Supplied data:
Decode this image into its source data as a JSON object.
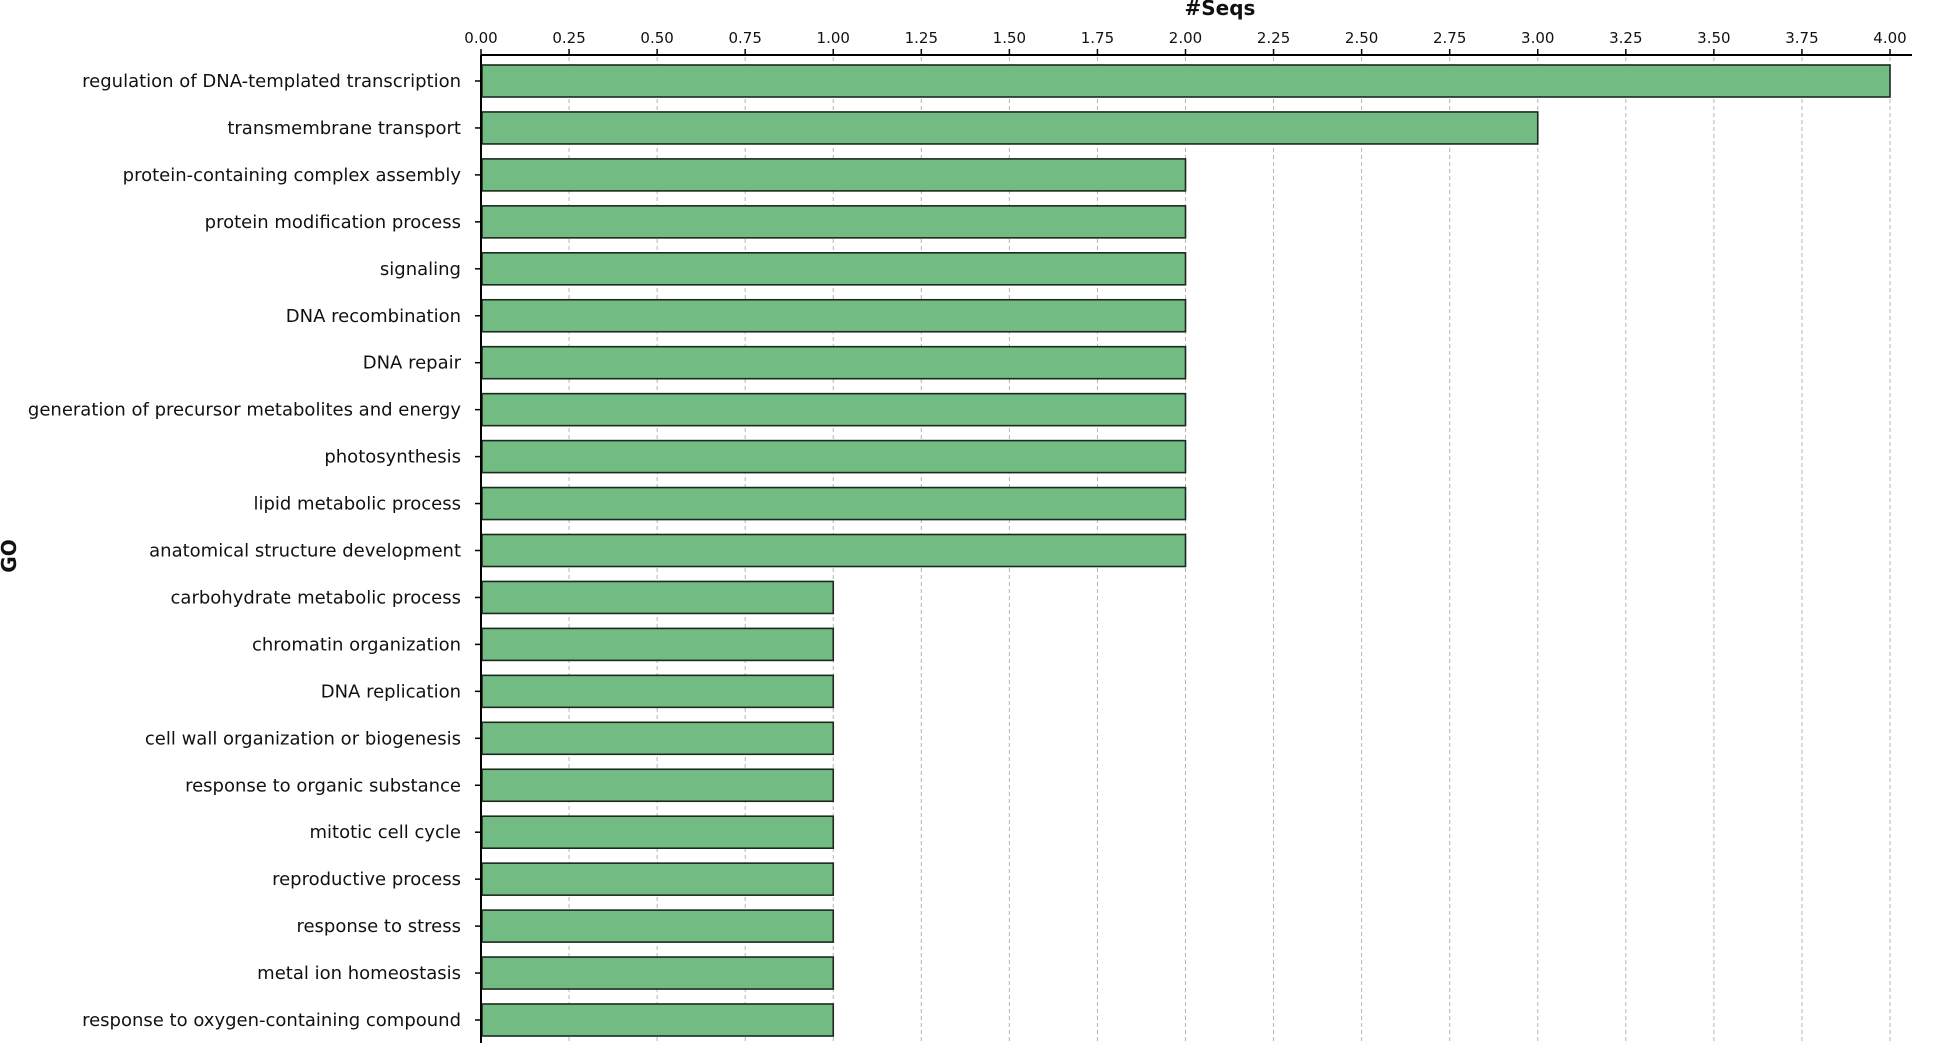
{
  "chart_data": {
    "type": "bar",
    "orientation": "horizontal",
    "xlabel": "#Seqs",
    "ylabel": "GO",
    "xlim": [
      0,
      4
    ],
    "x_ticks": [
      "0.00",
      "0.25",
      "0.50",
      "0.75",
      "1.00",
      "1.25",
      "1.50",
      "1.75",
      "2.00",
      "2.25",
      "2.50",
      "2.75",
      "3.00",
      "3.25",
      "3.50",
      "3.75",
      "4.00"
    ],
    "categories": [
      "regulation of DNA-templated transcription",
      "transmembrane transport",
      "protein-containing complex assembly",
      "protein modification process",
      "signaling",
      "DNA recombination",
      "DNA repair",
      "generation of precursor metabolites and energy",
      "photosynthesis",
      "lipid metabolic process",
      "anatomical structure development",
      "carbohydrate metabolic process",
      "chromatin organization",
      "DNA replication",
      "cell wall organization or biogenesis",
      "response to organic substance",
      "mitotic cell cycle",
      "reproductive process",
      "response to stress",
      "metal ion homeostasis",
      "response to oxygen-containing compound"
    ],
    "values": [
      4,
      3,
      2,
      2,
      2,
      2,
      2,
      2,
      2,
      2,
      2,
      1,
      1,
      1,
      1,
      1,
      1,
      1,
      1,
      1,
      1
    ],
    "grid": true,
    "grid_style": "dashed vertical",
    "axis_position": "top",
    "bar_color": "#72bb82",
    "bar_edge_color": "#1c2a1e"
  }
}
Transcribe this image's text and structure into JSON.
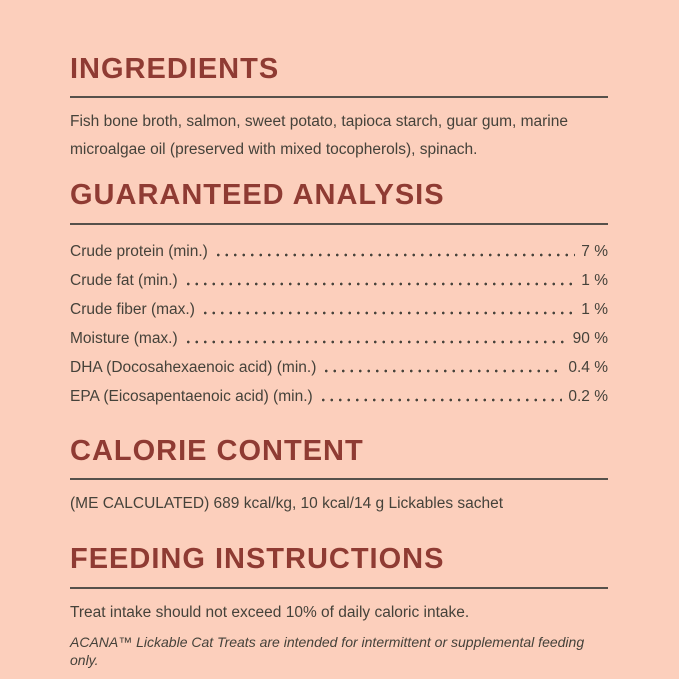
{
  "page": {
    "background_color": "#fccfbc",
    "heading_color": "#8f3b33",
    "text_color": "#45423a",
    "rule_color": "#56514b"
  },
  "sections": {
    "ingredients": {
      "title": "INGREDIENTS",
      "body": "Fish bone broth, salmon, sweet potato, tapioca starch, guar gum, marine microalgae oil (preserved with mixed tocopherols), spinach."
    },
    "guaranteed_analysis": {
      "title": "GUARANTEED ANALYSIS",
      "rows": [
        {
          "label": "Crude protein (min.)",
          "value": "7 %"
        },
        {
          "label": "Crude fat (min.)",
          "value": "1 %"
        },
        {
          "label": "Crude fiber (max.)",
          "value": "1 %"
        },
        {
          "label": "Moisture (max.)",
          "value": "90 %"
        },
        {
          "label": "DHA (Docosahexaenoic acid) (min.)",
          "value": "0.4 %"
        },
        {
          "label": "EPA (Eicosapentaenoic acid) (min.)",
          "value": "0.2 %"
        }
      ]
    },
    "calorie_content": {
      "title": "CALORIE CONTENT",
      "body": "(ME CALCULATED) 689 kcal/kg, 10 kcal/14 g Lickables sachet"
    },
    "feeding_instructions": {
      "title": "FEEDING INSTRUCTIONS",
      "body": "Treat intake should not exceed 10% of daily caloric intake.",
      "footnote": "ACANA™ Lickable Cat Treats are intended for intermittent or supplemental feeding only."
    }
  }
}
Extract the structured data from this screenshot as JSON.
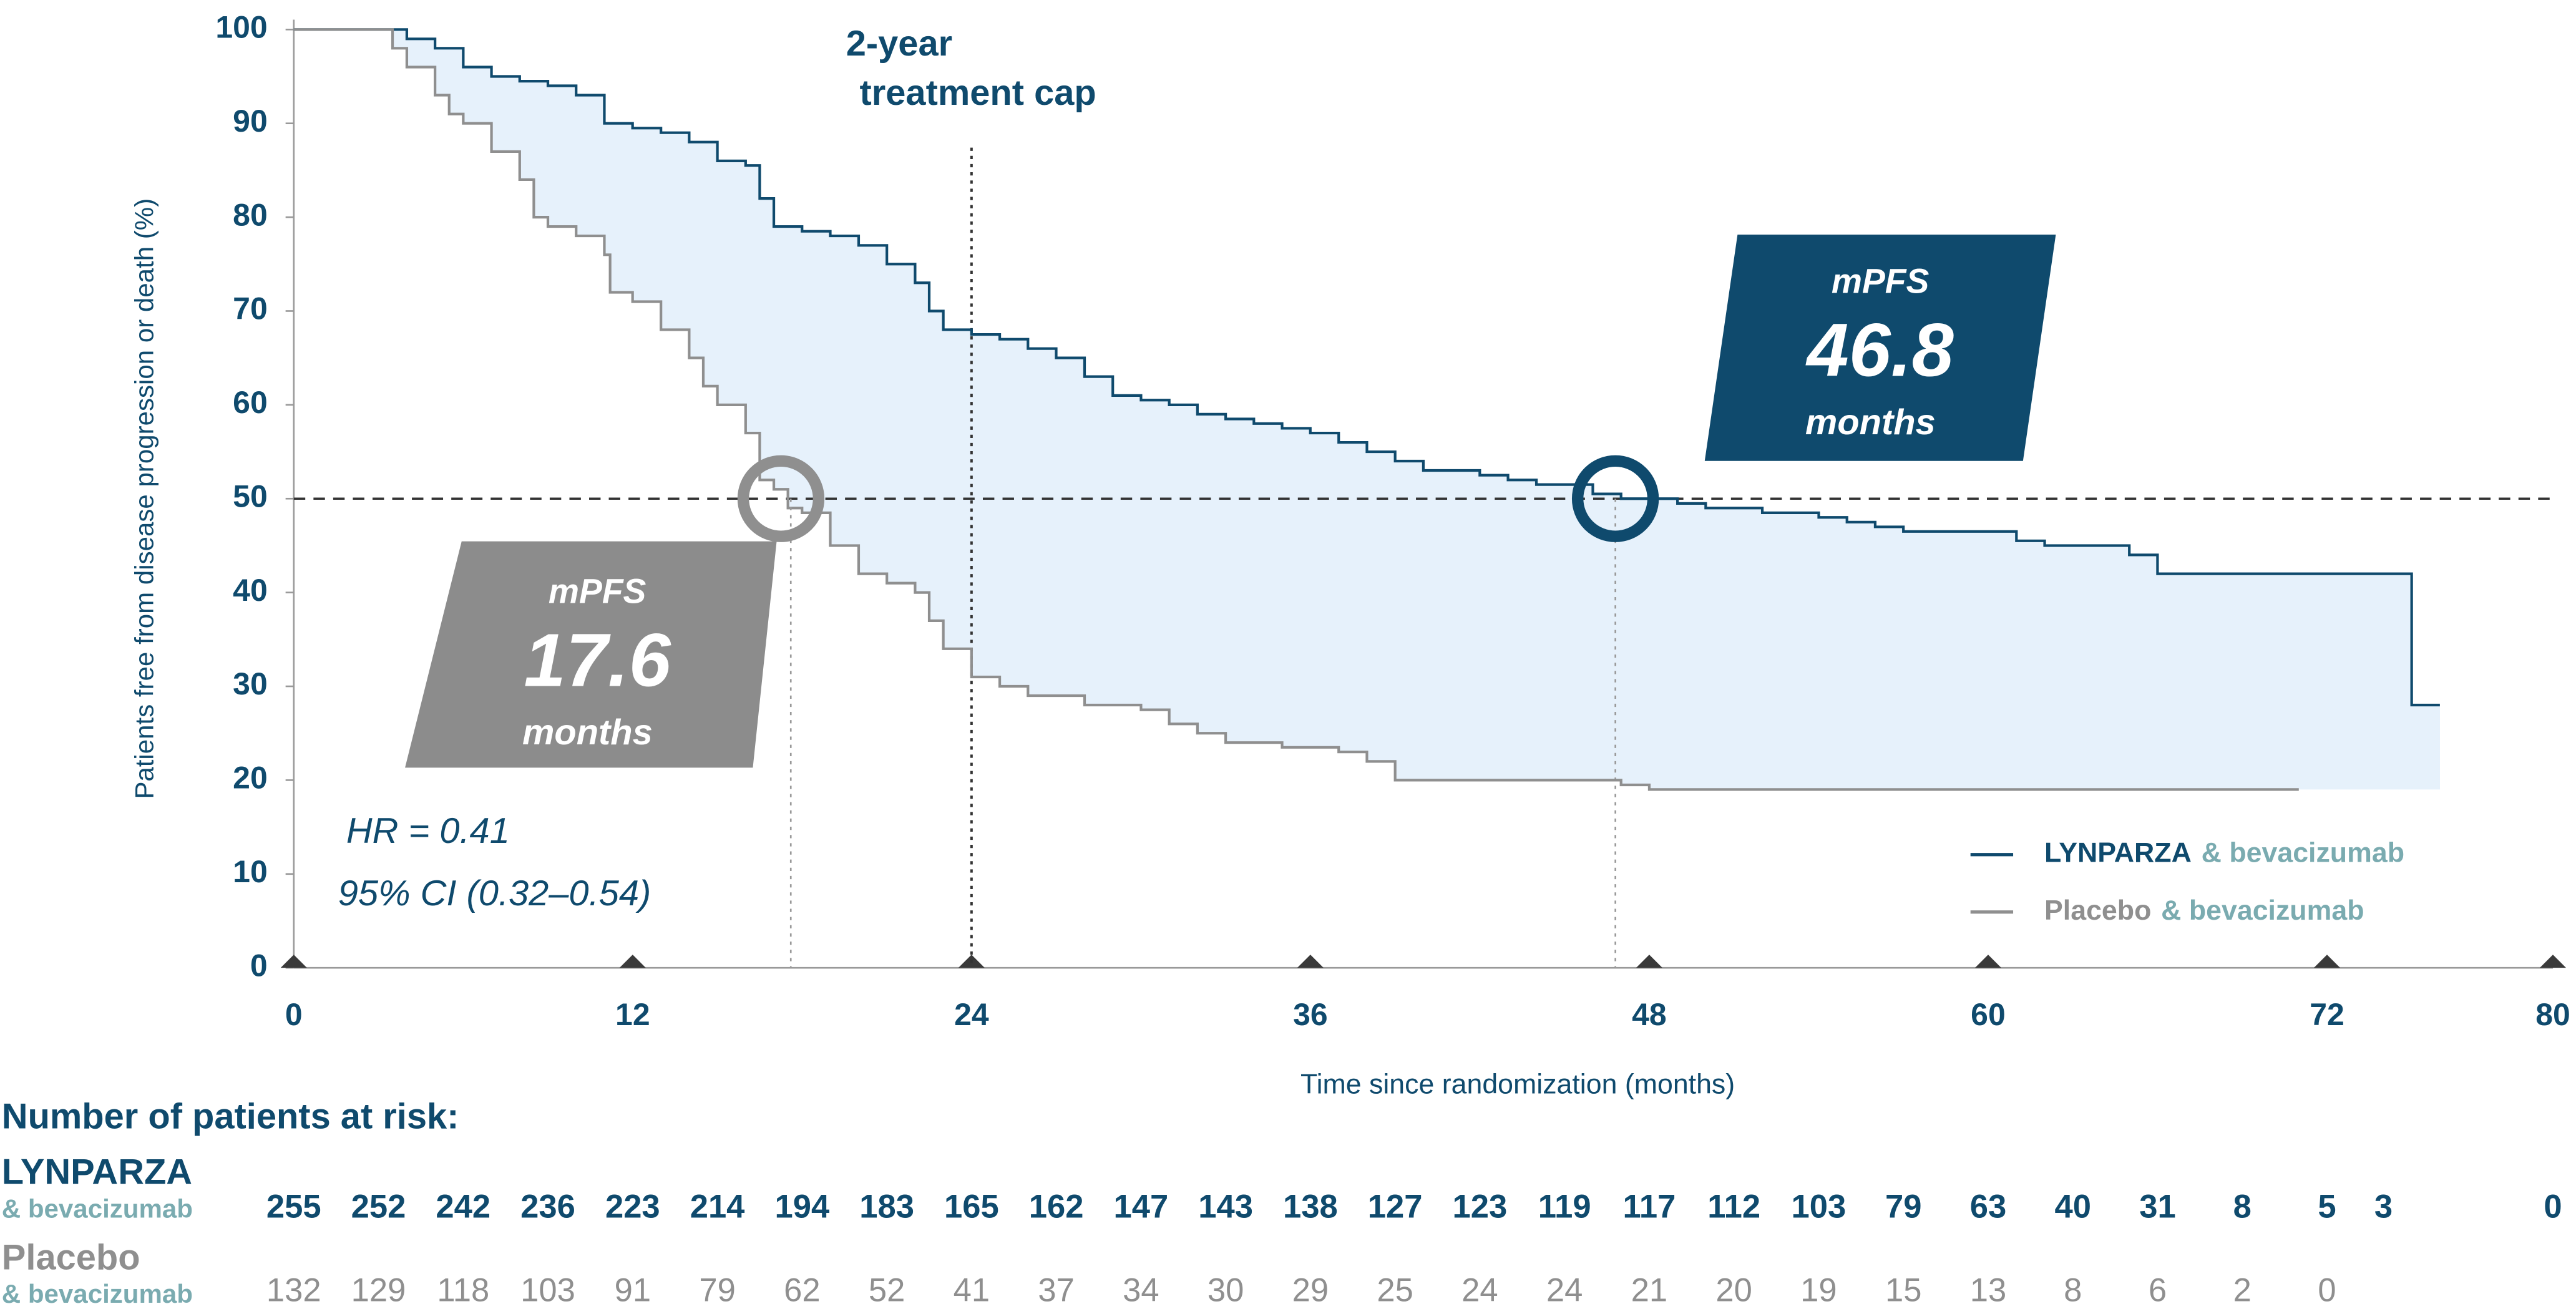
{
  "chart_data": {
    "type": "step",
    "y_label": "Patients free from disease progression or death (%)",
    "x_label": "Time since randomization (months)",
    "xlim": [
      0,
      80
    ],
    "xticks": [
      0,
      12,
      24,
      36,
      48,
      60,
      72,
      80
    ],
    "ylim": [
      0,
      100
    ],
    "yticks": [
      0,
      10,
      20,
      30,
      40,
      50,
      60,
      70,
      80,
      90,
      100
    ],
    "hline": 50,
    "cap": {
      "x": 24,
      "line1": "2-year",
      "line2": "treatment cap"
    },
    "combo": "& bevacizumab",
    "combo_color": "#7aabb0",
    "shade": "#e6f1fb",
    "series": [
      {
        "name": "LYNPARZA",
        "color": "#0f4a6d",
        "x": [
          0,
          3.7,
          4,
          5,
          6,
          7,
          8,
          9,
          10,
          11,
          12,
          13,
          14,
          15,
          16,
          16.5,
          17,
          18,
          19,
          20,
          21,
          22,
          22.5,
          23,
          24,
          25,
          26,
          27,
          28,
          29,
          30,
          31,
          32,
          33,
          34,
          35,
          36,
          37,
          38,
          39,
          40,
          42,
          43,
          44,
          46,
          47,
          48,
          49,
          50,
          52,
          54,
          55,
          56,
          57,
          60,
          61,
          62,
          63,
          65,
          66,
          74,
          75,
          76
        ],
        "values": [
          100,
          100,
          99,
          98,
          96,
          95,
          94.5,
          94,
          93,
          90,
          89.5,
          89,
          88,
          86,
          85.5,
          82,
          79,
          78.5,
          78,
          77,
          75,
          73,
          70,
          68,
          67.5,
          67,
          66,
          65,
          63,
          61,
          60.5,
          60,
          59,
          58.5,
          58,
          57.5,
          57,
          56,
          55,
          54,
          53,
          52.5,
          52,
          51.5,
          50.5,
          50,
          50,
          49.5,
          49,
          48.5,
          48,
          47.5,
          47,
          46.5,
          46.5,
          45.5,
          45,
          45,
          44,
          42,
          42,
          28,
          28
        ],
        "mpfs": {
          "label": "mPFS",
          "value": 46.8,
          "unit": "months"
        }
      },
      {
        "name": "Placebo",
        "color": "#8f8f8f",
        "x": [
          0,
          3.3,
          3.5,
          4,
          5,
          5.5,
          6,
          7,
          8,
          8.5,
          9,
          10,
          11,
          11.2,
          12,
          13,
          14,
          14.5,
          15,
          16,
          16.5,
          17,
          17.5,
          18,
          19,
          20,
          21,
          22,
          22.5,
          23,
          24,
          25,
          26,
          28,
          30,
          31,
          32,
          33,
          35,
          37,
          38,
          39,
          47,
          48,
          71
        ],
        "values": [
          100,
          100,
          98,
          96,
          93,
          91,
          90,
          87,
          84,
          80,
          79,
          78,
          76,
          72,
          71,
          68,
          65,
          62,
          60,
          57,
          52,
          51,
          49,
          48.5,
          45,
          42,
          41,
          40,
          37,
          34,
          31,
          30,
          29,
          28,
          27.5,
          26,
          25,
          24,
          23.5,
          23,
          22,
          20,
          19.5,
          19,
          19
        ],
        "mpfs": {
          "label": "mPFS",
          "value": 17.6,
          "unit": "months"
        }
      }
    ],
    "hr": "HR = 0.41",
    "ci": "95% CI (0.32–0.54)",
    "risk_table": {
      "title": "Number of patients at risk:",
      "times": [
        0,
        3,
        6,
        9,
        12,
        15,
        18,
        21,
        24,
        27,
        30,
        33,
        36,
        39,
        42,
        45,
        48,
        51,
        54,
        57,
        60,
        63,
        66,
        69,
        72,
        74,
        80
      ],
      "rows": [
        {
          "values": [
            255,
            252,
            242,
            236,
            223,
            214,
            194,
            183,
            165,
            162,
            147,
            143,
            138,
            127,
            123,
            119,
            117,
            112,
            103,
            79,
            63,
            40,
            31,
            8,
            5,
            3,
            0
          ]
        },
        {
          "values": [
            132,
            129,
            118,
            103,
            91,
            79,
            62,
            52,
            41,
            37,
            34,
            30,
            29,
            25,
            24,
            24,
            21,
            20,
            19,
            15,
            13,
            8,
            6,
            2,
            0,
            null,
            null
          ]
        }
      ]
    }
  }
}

Work to be completed:
Please return all lines in the material above that include the word "from".

Exercise result:
Extract the structured data from this screenshot as JSON.
    "y_label": "Patients free from disease progression or death (%)",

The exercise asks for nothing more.